**Your goal:** Search the entries below for the word "nucleotide" and copy each line that has it.

### Information provided

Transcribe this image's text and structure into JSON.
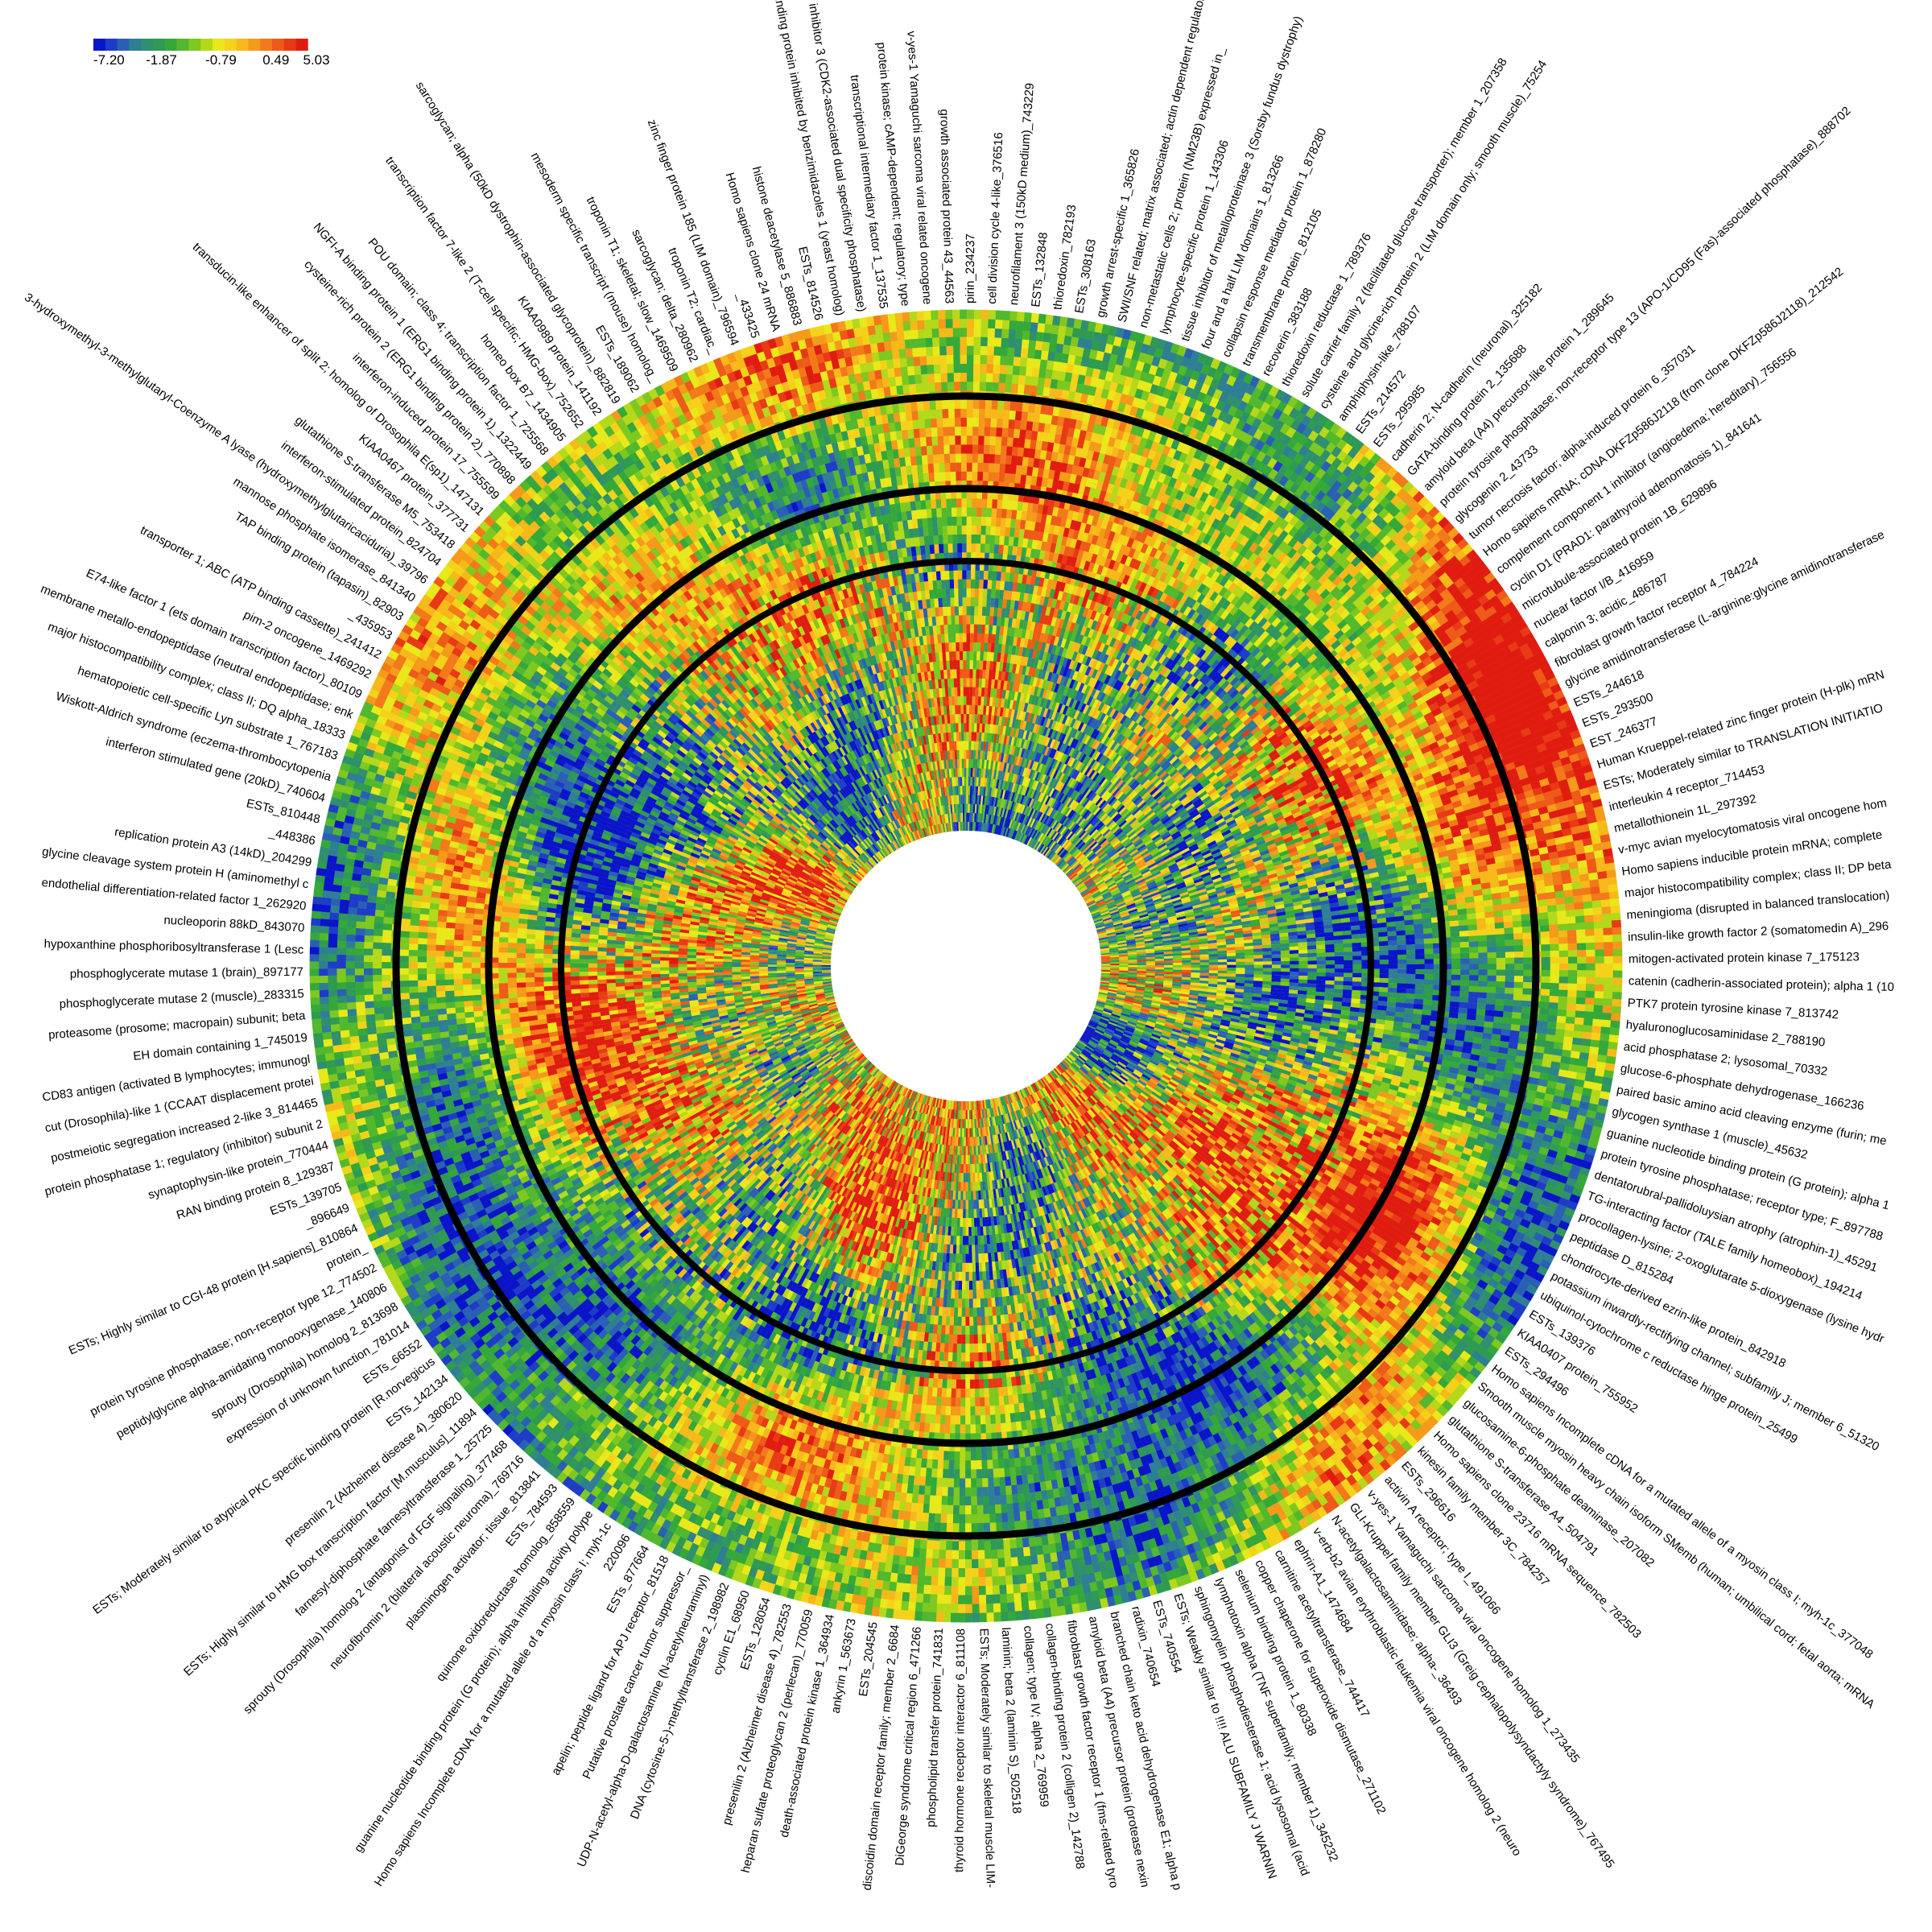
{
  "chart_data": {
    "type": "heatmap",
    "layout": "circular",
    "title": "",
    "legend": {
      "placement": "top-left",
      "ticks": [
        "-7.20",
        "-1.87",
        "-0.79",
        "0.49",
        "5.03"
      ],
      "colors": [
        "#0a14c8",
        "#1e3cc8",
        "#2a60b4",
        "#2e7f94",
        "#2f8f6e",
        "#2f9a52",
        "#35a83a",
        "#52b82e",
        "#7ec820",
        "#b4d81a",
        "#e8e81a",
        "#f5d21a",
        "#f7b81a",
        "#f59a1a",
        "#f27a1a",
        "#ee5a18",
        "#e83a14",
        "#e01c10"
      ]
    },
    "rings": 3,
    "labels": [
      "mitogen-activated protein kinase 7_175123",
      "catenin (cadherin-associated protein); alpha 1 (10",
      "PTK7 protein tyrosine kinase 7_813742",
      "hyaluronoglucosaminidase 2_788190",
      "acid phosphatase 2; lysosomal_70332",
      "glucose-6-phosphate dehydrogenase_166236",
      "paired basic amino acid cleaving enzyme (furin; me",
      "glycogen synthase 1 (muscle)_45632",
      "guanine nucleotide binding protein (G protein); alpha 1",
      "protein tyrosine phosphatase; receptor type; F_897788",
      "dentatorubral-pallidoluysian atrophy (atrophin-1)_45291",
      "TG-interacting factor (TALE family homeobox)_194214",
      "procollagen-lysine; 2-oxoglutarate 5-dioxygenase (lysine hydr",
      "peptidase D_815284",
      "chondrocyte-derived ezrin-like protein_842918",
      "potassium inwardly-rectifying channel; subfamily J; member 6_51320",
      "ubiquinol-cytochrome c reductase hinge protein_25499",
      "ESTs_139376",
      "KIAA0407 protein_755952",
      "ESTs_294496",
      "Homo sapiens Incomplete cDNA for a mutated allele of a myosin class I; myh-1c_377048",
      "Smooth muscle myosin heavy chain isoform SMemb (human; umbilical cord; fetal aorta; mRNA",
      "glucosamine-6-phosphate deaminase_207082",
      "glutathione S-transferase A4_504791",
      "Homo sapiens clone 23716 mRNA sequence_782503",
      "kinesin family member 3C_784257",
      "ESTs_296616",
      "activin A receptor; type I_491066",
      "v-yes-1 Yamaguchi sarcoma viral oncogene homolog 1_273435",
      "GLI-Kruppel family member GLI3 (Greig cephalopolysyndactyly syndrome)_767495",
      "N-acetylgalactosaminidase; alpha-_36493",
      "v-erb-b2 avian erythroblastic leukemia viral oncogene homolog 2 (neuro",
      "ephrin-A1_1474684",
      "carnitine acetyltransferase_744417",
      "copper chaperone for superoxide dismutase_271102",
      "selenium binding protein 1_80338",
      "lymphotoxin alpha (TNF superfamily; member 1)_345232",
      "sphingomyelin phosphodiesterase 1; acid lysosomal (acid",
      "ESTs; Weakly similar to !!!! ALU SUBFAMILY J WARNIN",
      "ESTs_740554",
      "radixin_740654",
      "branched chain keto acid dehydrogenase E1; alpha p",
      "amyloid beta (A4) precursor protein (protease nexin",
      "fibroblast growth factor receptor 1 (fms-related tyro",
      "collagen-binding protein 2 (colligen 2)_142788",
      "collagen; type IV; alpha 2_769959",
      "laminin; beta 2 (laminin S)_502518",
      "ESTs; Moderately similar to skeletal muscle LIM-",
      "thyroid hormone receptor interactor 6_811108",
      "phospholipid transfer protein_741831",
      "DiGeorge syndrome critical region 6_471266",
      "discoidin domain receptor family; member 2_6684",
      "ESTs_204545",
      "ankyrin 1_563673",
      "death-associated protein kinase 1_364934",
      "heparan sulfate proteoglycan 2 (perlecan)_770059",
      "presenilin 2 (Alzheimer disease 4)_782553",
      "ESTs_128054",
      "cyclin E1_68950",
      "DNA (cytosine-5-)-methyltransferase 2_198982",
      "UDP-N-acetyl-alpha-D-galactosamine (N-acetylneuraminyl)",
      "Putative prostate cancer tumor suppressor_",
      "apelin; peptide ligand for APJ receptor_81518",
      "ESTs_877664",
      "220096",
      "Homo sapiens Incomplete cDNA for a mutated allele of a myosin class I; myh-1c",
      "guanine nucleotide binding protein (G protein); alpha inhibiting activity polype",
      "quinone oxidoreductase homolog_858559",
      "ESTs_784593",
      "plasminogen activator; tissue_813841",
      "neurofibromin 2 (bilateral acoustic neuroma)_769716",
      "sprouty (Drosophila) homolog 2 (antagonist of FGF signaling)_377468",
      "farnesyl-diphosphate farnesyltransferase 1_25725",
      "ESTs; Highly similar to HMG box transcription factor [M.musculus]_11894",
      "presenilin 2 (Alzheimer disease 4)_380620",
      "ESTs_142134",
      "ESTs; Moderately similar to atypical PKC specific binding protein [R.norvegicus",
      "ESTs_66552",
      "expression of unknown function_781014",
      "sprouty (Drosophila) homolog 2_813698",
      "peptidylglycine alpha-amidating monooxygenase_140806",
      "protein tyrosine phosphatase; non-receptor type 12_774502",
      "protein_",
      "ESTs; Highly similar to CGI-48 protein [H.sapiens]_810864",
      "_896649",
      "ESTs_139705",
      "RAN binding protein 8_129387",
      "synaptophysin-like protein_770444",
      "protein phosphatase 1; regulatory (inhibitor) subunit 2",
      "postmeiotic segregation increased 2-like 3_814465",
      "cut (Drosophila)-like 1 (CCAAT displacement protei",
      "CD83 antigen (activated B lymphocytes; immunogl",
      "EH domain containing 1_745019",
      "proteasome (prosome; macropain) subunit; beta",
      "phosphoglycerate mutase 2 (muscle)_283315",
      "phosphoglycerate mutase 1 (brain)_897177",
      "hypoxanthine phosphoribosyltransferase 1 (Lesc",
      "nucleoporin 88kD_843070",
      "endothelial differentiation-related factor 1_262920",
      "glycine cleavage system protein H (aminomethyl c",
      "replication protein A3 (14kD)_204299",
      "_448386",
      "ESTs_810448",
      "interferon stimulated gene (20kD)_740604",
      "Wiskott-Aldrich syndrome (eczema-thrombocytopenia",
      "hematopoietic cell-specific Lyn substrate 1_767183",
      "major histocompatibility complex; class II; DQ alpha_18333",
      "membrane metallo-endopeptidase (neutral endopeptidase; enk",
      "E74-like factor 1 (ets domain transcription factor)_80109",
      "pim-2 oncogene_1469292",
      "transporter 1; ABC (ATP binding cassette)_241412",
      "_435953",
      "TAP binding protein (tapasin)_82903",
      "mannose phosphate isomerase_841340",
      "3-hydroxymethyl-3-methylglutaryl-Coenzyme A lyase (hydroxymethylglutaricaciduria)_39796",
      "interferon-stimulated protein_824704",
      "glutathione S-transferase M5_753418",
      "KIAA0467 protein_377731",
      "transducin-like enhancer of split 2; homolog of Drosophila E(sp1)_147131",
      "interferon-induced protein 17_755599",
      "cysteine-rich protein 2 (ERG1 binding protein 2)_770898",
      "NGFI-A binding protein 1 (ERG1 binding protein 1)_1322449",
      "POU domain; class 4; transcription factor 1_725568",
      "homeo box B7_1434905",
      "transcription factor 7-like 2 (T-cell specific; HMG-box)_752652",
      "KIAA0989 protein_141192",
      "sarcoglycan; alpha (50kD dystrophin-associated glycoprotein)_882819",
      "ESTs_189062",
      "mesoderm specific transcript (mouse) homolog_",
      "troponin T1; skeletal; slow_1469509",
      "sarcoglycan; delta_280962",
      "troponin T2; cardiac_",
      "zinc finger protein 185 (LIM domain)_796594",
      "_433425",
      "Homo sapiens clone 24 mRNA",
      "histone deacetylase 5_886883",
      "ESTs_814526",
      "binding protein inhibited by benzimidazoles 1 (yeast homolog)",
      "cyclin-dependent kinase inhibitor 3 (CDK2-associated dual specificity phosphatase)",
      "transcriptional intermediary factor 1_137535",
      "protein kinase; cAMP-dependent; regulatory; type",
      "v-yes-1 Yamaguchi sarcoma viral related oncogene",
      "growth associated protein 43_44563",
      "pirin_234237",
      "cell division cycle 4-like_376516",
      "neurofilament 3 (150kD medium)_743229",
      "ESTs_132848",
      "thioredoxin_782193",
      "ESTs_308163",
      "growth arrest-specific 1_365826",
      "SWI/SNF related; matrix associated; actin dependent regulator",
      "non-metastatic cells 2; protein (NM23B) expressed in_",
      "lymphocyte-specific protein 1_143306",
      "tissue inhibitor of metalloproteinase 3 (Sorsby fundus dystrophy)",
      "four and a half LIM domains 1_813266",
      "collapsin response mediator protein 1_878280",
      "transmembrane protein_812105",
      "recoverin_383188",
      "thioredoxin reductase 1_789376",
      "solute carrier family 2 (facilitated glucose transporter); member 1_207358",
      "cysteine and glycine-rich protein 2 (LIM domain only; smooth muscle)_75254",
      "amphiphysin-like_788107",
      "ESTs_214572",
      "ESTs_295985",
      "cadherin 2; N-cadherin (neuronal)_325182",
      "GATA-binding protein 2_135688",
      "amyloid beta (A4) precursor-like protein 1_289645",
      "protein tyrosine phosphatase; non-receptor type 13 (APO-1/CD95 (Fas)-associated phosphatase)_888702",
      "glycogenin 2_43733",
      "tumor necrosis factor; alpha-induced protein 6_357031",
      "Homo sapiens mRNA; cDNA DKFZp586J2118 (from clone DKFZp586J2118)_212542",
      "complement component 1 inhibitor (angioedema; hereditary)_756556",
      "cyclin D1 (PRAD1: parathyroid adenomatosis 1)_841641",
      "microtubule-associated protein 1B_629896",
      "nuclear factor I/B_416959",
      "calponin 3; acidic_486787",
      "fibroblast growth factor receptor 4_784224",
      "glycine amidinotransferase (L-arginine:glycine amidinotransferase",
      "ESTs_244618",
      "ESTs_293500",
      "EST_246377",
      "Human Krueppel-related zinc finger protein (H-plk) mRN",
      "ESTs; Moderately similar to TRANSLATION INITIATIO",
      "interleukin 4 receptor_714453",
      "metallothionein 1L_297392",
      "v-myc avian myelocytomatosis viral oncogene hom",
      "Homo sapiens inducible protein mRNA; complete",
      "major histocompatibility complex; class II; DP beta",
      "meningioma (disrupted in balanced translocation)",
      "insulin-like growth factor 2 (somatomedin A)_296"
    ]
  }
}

######

**Response to this exercise:**
      "guanine nucleotide binding protein (G protein); alpha 1",
      "guanine nucleotide binding protein (G protein); alpha inhibiting activity polype",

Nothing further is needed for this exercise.